# EXERCISE
Word for word, restate every line of the material.

#####

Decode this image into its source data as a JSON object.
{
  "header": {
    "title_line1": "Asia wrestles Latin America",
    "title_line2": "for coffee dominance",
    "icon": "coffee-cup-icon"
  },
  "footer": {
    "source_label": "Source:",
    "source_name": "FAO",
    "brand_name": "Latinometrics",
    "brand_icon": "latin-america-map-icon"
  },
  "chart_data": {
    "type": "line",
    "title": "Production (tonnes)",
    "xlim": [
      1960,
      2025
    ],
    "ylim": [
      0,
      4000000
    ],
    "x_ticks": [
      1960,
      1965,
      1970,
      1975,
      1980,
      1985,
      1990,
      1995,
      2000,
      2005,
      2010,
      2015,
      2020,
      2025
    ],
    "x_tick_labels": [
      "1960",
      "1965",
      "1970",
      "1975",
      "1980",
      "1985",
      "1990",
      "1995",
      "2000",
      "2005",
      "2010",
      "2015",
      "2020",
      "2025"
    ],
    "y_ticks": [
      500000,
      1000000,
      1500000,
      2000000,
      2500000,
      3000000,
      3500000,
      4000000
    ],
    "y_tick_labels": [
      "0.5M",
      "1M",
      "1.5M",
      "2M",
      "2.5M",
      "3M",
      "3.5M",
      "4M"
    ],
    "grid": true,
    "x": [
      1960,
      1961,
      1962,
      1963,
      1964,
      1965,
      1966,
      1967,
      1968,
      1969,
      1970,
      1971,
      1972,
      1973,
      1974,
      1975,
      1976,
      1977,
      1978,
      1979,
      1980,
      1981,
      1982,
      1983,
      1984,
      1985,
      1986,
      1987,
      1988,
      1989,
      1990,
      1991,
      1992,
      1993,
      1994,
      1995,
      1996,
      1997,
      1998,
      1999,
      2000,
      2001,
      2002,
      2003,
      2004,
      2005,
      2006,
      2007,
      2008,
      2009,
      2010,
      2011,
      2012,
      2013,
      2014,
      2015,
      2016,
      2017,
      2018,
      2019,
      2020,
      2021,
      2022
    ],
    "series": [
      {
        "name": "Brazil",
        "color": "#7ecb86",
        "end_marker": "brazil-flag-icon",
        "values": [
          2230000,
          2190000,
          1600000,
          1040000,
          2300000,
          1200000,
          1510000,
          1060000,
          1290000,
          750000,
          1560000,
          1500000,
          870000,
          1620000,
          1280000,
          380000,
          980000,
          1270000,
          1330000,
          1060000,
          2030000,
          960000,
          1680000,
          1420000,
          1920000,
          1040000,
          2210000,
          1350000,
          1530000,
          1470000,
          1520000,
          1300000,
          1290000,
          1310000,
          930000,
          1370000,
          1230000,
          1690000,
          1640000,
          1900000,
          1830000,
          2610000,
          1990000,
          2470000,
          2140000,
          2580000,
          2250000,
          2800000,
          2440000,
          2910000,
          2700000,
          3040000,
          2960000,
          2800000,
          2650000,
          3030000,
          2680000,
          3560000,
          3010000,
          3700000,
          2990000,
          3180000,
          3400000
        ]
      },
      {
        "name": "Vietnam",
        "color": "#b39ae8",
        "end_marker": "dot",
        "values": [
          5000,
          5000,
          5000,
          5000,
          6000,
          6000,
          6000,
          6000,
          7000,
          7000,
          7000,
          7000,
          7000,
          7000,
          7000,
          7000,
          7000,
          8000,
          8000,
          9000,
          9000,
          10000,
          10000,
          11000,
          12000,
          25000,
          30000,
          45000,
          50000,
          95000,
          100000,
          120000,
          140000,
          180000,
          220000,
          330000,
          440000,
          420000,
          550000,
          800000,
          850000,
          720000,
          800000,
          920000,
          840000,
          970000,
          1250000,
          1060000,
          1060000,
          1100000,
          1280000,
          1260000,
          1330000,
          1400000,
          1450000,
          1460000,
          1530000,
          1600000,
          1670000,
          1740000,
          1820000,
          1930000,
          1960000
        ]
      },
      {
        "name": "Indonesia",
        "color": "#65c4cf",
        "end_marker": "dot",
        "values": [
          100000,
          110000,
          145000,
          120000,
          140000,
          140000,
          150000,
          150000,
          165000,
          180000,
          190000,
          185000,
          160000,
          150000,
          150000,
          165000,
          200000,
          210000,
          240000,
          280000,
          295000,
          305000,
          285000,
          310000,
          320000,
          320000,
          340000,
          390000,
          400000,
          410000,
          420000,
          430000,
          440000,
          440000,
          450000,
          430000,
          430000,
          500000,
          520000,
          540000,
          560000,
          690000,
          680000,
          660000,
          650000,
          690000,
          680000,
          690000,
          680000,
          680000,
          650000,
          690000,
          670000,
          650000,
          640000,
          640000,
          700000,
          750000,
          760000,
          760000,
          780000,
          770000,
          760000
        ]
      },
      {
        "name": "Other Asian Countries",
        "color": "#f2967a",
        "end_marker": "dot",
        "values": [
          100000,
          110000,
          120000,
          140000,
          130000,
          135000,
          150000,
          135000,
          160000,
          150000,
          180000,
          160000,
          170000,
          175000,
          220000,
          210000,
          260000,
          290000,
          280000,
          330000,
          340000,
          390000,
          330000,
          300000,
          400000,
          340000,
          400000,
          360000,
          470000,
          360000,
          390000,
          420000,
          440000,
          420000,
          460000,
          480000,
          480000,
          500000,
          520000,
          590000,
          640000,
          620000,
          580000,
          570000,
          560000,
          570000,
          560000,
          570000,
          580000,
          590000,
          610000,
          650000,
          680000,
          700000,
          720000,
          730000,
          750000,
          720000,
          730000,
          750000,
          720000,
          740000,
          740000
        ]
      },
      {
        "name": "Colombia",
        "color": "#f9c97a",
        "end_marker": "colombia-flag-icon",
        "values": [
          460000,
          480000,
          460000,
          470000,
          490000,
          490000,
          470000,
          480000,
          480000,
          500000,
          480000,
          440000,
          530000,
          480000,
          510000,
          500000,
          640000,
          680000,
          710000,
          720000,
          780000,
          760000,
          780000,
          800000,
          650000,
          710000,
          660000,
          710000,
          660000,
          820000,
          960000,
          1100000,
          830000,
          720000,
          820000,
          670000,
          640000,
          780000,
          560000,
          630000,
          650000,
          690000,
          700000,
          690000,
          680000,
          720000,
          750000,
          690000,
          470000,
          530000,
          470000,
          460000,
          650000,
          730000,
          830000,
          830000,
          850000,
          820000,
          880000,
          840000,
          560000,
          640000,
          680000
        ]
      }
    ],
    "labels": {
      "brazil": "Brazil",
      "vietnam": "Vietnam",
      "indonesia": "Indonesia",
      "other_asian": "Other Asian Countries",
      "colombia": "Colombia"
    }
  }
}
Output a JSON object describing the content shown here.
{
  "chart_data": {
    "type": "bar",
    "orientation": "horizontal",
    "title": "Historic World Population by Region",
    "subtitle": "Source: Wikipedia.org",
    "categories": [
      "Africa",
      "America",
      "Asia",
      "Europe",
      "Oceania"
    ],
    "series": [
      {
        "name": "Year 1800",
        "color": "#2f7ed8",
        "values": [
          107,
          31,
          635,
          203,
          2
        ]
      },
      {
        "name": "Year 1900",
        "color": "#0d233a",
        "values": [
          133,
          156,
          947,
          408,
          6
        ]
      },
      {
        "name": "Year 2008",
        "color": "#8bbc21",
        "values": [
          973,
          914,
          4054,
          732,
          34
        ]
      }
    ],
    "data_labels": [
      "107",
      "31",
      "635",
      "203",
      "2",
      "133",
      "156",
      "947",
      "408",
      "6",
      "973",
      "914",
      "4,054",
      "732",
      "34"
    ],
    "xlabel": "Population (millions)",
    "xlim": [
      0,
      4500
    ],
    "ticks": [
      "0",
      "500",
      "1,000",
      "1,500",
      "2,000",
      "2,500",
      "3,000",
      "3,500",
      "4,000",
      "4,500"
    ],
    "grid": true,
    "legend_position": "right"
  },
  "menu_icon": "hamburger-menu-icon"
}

#####

# EXERCISE ANSWER
Decode this image into its source data as a JSON object.
{
  "header": {
    "title_line1": "Asia wrestles Latin America",
    "title_line2": "for coffee dominance",
    "icon": "coffee-cup-icon"
  },
  "footer": {
    "source_label": "Source:",
    "source_name": "FAO",
    "brand_name": "Latinometrics",
    "brand_icon": "latin-america-map-icon"
  },
  "chart_data": {
    "type": "line",
    "title": "Production (tonnes)",
    "xlim": [
      1960,
      2025
    ],
    "ylim": [
      0,
      4000000
    ],
    "x_ticks": [
      1960,
      1965,
      1970,
      1975,
      1980,
      1985,
      1990,
      1995,
      2000,
      2005,
      2010,
      2015,
      2020,
      2025
    ],
    "x_tick_labels": [
      "1960",
      "1965",
      "1970",
      "1975",
      "1980",
      "1985",
      "1990",
      "1995",
      "2000",
      "2005",
      "2010",
      "2015",
      "2020",
      "2025"
    ],
    "y_ticks": [
      500000,
      1000000,
      1500000,
      2000000,
      2500000,
      3000000,
      3500000,
      4000000
    ],
    "y_tick_labels": [
      "0.5M",
      "1M",
      "1.5M",
      "2M",
      "2.5M",
      "3M",
      "3.5M",
      "4M"
    ],
    "grid": true,
    "x": [
      1960,
      1961,
      1962,
      1963,
      1964,
      1965,
      1966,
      1967,
      1968,
      1969,
      1970,
      1971,
      1972,
      1973,
      1974,
      1975,
      1976,
      1977,
      1978,
      1979,
      1980,
      1981,
      1982,
      1983,
      1984,
      1985,
      1986,
      1987,
      1988,
      1989,
      1990,
      1991,
      1992,
      1993,
      1994,
      1995,
      1996,
      1997,
      1998,
      1999,
      2000,
      2001,
      2002,
      2003,
      2004,
      2005,
      2006,
      2007,
      2008,
      2009,
      2010,
      2011,
      2012,
      2013,
      2014,
      2015,
      2016,
      2017,
      2018,
      2019,
      2020,
      2021,
      2022
    ],
    "series": [
      {
        "name": "Brazil",
        "color": "#7ecb86",
        "end_marker": "brazil-flag-icon",
        "values": [
          2230000,
          2190000,
          1600000,
          1040000,
          2300000,
          1200000,
          1510000,
          1060000,
          1290000,
          750000,
          1560000,
          1500000,
          870000,
          1620000,
          1280000,
          380000,
          980000,
          1270000,
          1330000,
          1060000,
          2030000,
          960000,
          1680000,
          1420000,
          1920000,
          1040000,
          2210000,
          1350000,
          1530000,
          1470000,
          1520000,
          1300000,
          1290000,
          1310000,
          930000,
          1370000,
          1230000,
          1690000,
          1640000,
          1900000,
          1830000,
          2610000,
          1990000,
          2470000,
          2140000,
          2580000,
          2250000,
          2800000,
          2440000,
          2910000,
          2700000,
          3040000,
          2960000,
          2800000,
          2650000,
          3030000,
          2680000,
          3560000,
          3010000,
          3700000,
          2990000,
          3180000,
          3400000
        ]
      },
      {
        "name": "Vietnam",
        "color": "#b39ae8",
        "end_marker": "dot",
        "values": [
          5000,
          5000,
          5000,
          5000,
          6000,
          6000,
          6000,
          6000,
          7000,
          7000,
          7000,
          7000,
          7000,
          7000,
          7000,
          7000,
          7000,
          8000,
          8000,
          9000,
          9000,
          10000,
          10000,
          11000,
          12000,
          25000,
          30000,
          45000,
          50000,
          95000,
          100000,
          120000,
          140000,
          180000,
          220000,
          330000,
          440000,
          420000,
          550000,
          800000,
          850000,
          720000,
          800000,
          920000,
          840000,
          970000,
          1250000,
          1060000,
          1060000,
          1100000,
          1280000,
          1260000,
          1330000,
          1400000,
          1450000,
          1460000,
          1530000,
          1600000,
          1670000,
          1740000,
          1820000,
          1930000,
          1960000
        ]
      },
      {
        "name": "Indonesia",
        "color": "#65c4cf",
        "end_marker": "dot",
        "values": [
          100000,
          110000,
          145000,
          120000,
          140000,
          140000,
          150000,
          150000,
          165000,
          180000,
          190000,
          185000,
          160000,
          150000,
          150000,
          165000,
          200000,
          210000,
          240000,
          280000,
          295000,
          305000,
          285000,
          310000,
          320000,
          320000,
          340000,
          390000,
          400000,
          410000,
          420000,
          430000,
          440000,
          440000,
          450000,
          430000,
          430000,
          500000,
          520000,
          540000,
          560000,
          690000,
          680000,
          660000,
          650000,
          690000,
          680000,
          690000,
          680000,
          680000,
          650000,
          690000,
          670000,
          650000,
          640000,
          640000,
          700000,
          750000,
          760000,
          760000,
          780000,
          770000,
          760000
        ]
      },
      {
        "name": "Other Asian Countries",
        "color": "#f2967a",
        "end_marker": "dot",
        "values": [
          100000,
          110000,
          120000,
          140000,
          130000,
          135000,
          150000,
          135000,
          160000,
          150000,
          180000,
          160000,
          170000,
          175000,
          220000,
          210000,
          260000,
          290000,
          280000,
          330000,
          340000,
          390000,
          330000,
          300000,
          400000,
          340000,
          400000,
          360000,
          470000,
          360000,
          390000,
          420000,
          440000,
          420000,
          460000,
          480000,
          480000,
          500000,
          520000,
          590000,
          640000,
          620000,
          580000,
          570000,
          560000,
          570000,
          560000,
          570000,
          580000,
          590000,
          610000,
          650000,
          680000,
          700000,
          720000,
          730000,
          750000,
          720000,
          730000,
          750000,
          720000,
          740000,
          740000
        ]
      },
      {
        "name": "Colombia",
        "color": "#f9c97a",
        "end_marker": "colombia-flag-icon",
        "values": [
          460000,
          480000,
          460000,
          470000,
          490000,
          490000,
          470000,
          480000,
          480000,
          500000,
          480000,
          440000,
          530000,
          480000,
          510000,
          500000,
          640000,
          680000,
          710000,
          720000,
          780000,
          760000,
          780000,
          800000,
          650000,
          710000,
          660000,
          710000,
          660000,
          820000,
          960000,
          1100000,
          830000,
          720000,
          820000,
          670000,
          640000,
          780000,
          560000,
          630000,
          650000,
          690000,
          700000,
          690000,
          680000,
          720000,
          750000,
          690000,
          470000,
          530000,
          470000,
          460000,
          650000,
          730000,
          830000,
          830000,
          850000,
          820000,
          880000,
          840000,
          560000,
          640000,
          680000
        ]
      }
    ],
    "labels": {
      "brazil": "Brazil",
      "vietnam": "Vietnam",
      "indonesia": "Indonesia",
      "other_asian": "Other Asian Countries",
      "colombia": "Colombia"
    }
  }
}
Output a JSON object describing the content shown here.
{
  "chart_data": {
    "type": "bar",
    "orientation": "horizontal",
    "title": "Historic World Population by Region",
    "subtitle": "Source: Wikipedia.org",
    "categories": [
      "Africa",
      "America",
      "Asia",
      "Europe",
      "Oceania"
    ],
    "series": [
      {
        "name": "Year 1800",
        "color": "#2f7ed8",
        "values": [
          107,
          31,
          635,
          203,
          2
        ]
      },
      {
        "name": "Year 1900",
        "color": "#0d233a",
        "values": [
          133,
          156,
          947,
          408,
          6
        ]
      },
      {
        "name": "Year 2008",
        "color": "#8bbc21",
        "values": [
          973,
          914,
          4054,
          732,
          34
        ]
      }
    ],
    "data_labels": [
      "107",
      "31",
      "635",
      "203",
      "2",
      "133",
      "156",
      "947",
      "408",
      "6",
      "973",
      "914",
      "4,054",
      "732",
      "34"
    ],
    "xlabel": "Population (millions)",
    "xlim": [
      0,
      4500
    ],
    "ticks": [
      "0",
      "500",
      "1,000",
      "1,500",
      "2,000",
      "2,500",
      "3,000",
      "3,500",
      "4,000",
      "4,500"
    ],
    "grid": true,
    "legend_position": "right"
  },
  "menu_icon": "hamburger-menu-icon"
}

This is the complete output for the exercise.